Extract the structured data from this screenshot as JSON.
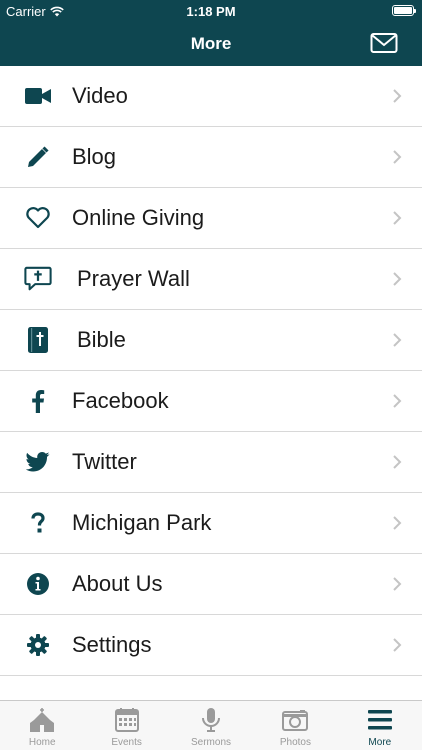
{
  "status_bar": {
    "carrier": "Carrier",
    "time": "1:18 PM"
  },
  "nav": {
    "title": "More"
  },
  "menu": [
    {
      "label": "Video",
      "icon": "video-camera-icon"
    },
    {
      "label": "Blog",
      "icon": "pencil-icon"
    },
    {
      "label": "Online Giving",
      "icon": "heart-icon"
    },
    {
      "label": "Prayer Wall",
      "icon": "prayer-bubble-icon"
    },
    {
      "label": "Bible",
      "icon": "bible-icon"
    },
    {
      "label": "Facebook",
      "icon": "facebook-icon"
    },
    {
      "label": "Twitter",
      "icon": "twitter-icon"
    },
    {
      "label": "Michigan Park",
      "icon": "question-mark-icon"
    },
    {
      "label": "About Us",
      "icon": "info-icon"
    },
    {
      "label": "Settings",
      "icon": "gear-icon"
    }
  ],
  "tabs": [
    {
      "label": "Home",
      "icon": "church-icon",
      "active": false
    },
    {
      "label": "Events",
      "icon": "calendar-icon",
      "active": false
    },
    {
      "label": "Sermons",
      "icon": "microphone-icon",
      "active": false
    },
    {
      "label": "Photos",
      "icon": "camera-icon",
      "active": false
    },
    {
      "label": "More",
      "icon": "hamburger-menu-icon",
      "active": true
    }
  ],
  "colors": {
    "brand": "#0e4650",
    "icon": "#0e4650",
    "inactive_tab": "#9a9a9a",
    "divider": "#d8d8d8"
  }
}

──────

TASK OBJECTIVE
Write out the listing word for word, omitting the pictures it holds.

EXERCISE RESULT
Extract the structured data from this screenshot as JSON.
{
  "status_bar": {
    "carrier": "Carrier",
    "time": "1:18 PM"
  },
  "nav": {
    "title": "More"
  },
  "menu": [
    {
      "label": "Video",
      "icon": "video-camera-icon"
    },
    {
      "label": "Blog",
      "icon": "pencil-icon"
    },
    {
      "label": "Online Giving",
      "icon": "heart-icon"
    },
    {
      "label": "Prayer Wall",
      "icon": "prayer-bubble-icon"
    },
    {
      "label": "Bible",
      "icon": "bible-icon"
    },
    {
      "label": "Facebook",
      "icon": "facebook-icon"
    },
    {
      "label": "Twitter",
      "icon": "twitter-icon"
    },
    {
      "label": "Michigan Park",
      "icon": "question-mark-icon"
    },
    {
      "label": "About Us",
      "icon": "info-icon"
    },
    {
      "label": "Settings",
      "icon": "gear-icon"
    }
  ],
  "tabs": [
    {
      "label": "Home",
      "icon": "church-icon",
      "active": false
    },
    {
      "label": "Events",
      "icon": "calendar-icon",
      "active": false
    },
    {
      "label": "Sermons",
      "icon": "microphone-icon",
      "active": false
    },
    {
      "label": "Photos",
      "icon": "camera-icon",
      "active": false
    },
    {
      "label": "More",
      "icon": "hamburger-menu-icon",
      "active": true
    }
  ],
  "colors": {
    "brand": "#0e4650",
    "icon": "#0e4650",
    "inactive_tab": "#9a9a9a",
    "divider": "#d8d8d8"
  }
}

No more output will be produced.